• _Exercise goal_:
Give only the number of lines below that contain the word "title".

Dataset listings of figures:
^^^^
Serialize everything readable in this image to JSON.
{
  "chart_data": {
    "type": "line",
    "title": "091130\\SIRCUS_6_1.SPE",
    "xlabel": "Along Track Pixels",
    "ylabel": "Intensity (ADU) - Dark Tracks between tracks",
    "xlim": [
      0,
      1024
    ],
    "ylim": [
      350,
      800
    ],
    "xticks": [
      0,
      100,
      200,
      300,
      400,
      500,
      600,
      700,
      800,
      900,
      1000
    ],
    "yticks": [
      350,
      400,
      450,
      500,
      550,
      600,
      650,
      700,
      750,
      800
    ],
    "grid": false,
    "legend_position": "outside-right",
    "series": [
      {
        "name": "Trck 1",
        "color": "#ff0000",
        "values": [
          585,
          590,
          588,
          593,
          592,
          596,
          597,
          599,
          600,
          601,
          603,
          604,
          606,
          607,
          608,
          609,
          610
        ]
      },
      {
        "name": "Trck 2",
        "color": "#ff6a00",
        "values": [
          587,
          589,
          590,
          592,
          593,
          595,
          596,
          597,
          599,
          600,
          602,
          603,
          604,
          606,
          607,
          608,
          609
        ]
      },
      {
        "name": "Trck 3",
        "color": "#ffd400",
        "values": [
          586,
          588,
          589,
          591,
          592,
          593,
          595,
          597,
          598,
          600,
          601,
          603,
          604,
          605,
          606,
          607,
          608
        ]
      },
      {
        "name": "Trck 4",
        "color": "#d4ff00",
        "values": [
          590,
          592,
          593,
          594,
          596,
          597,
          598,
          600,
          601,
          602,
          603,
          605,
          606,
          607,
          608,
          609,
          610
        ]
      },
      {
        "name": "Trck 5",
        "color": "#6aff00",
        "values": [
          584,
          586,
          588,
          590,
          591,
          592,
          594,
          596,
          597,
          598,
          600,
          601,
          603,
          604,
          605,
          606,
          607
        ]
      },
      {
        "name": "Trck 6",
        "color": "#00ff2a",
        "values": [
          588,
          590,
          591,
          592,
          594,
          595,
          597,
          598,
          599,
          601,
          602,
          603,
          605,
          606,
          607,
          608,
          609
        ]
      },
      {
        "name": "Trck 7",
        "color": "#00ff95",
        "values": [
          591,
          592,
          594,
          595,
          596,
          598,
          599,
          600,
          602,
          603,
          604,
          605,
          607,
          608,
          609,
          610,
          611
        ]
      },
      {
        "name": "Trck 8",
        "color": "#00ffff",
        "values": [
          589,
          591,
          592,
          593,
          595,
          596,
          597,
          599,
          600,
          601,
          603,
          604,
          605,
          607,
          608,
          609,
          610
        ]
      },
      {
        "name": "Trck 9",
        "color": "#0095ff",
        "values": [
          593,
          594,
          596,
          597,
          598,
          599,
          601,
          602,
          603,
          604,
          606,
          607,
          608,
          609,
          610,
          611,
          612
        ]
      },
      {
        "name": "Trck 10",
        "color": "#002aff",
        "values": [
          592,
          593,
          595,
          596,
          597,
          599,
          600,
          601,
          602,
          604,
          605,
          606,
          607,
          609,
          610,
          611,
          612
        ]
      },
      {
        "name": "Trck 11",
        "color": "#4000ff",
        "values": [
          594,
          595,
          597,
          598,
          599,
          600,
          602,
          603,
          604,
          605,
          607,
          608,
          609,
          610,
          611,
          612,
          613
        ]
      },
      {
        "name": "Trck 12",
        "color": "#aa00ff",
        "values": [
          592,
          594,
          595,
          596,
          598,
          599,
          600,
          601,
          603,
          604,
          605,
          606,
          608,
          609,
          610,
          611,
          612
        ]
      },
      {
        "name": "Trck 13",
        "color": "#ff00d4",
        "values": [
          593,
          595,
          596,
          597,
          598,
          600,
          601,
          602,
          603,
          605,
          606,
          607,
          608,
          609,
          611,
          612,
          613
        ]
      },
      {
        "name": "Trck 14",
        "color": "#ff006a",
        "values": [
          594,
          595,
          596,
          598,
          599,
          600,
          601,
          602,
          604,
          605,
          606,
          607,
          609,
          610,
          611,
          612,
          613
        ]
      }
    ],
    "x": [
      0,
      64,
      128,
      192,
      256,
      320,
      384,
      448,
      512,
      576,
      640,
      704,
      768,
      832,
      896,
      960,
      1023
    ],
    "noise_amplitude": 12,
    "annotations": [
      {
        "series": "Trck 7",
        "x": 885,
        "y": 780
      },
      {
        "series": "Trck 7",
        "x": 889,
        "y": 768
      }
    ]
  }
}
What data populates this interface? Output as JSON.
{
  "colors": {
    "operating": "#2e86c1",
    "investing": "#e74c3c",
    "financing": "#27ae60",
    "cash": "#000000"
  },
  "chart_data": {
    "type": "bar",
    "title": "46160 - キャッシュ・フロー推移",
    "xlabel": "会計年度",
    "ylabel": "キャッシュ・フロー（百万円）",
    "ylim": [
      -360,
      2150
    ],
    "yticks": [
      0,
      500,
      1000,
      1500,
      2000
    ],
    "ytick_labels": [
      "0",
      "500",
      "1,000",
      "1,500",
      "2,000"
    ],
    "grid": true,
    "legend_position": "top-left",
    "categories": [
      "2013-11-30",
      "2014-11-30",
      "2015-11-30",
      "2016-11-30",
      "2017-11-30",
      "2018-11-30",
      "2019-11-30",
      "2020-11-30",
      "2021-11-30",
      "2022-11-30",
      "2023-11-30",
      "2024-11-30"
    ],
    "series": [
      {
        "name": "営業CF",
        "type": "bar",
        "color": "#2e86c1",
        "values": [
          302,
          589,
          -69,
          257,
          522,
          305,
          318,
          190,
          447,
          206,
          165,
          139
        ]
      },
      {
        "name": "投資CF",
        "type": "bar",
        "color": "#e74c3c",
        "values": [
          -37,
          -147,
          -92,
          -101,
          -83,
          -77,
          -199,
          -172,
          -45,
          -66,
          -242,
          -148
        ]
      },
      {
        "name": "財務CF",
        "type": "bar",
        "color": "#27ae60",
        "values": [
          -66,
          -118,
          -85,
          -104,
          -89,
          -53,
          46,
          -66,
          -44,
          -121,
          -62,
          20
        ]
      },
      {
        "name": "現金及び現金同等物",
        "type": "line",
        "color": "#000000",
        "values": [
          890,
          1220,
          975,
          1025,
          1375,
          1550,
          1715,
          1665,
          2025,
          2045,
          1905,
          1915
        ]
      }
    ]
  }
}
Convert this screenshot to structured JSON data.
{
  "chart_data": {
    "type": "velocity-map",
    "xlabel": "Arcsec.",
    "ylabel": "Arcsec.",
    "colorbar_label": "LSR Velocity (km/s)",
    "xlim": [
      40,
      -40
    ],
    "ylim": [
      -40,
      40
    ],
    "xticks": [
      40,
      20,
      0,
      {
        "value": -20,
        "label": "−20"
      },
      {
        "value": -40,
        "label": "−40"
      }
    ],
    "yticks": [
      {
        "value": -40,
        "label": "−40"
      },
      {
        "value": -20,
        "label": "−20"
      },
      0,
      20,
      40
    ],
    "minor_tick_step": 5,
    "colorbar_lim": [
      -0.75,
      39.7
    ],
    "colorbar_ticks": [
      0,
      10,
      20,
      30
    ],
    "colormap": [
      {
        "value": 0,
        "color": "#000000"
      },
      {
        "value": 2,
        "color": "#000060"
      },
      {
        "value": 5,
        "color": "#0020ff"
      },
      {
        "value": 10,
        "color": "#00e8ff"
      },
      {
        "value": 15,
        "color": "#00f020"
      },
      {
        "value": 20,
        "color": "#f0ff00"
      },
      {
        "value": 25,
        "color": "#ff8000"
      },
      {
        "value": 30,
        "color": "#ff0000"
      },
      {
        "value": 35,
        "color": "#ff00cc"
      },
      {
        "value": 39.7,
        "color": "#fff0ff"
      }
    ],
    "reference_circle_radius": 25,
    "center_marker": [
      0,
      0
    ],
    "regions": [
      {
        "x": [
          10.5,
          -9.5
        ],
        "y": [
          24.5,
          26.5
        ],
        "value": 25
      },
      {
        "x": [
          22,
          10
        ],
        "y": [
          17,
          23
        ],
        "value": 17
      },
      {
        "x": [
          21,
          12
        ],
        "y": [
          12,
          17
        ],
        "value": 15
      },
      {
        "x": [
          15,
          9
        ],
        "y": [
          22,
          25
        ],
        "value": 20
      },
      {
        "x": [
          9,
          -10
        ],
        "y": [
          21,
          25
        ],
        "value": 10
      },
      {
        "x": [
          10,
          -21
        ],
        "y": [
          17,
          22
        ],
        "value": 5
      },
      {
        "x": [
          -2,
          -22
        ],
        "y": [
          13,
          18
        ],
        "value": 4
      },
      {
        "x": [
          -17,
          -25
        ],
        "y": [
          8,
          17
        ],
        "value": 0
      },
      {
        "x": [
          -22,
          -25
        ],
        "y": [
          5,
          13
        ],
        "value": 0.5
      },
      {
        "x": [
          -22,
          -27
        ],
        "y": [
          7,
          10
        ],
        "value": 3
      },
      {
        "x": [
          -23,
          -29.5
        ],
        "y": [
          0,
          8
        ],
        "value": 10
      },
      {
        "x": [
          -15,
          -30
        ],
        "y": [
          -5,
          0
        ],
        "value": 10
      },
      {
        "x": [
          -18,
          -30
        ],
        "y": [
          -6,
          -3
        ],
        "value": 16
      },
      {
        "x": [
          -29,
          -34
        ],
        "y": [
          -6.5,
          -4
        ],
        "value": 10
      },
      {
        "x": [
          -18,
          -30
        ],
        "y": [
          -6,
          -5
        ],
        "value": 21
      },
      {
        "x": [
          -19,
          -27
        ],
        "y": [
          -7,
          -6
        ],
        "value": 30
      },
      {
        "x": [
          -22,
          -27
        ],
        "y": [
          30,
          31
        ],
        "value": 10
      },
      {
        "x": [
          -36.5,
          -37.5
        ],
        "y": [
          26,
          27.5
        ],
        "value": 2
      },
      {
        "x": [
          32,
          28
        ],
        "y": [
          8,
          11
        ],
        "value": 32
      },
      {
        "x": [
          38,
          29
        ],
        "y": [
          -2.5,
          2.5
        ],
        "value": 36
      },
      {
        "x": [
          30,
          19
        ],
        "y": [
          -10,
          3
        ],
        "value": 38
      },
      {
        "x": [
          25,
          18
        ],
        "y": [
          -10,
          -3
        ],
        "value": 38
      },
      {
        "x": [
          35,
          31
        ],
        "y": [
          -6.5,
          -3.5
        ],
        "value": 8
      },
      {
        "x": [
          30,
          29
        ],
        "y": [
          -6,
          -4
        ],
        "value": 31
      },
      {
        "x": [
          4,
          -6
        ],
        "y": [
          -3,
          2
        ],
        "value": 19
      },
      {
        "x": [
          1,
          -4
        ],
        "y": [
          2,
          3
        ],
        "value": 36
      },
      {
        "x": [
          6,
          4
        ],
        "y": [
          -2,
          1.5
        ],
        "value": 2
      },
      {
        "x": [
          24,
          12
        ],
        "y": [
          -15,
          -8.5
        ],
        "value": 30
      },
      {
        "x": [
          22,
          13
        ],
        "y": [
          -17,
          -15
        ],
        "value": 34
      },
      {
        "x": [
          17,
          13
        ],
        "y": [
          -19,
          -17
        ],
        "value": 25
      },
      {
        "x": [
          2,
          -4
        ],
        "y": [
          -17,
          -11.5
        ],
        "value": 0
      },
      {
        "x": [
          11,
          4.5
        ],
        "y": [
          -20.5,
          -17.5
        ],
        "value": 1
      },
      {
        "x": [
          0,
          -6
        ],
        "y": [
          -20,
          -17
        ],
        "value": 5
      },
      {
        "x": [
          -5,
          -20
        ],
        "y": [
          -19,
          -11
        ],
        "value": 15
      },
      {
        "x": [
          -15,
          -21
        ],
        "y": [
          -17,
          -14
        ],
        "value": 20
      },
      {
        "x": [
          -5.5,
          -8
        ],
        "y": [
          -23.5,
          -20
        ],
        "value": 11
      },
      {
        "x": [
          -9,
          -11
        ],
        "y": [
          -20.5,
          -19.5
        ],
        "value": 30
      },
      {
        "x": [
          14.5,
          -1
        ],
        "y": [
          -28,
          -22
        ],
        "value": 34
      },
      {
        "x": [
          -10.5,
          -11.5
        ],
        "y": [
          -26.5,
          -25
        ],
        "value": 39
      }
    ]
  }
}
^^^^
• _Full response_:
2